*Goal of the exercise*. Copy the listing below in full and skip every picture.

## begin Supplied entries

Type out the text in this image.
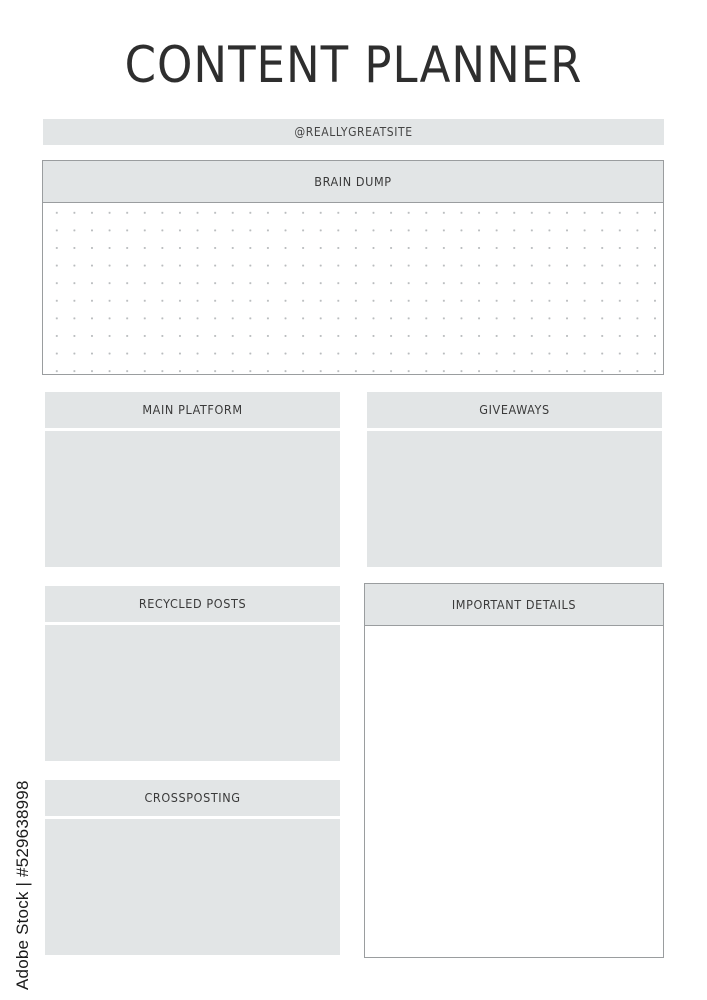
CONTENT PLANNER
@REALLYGREATSITE
BRAIN DUMP
MAIN PLATFORM	GIVEAWAYS
RECYCLED POSTS	IMPORTANT DETAILS
CROSSPOSTING
Adobe Stock | #529638998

## end Supplied entries

*Result*.
Type out the text in this image.
CONTENT PLANNER
@REALLYGREATSITE
BRAIN DUMP
MAIN PLATFORM	GIVEAWAYS
RECYCLED POSTS	IMPORTANT DETAILS
CROSSPOSTING
Adobe Stock | #529638998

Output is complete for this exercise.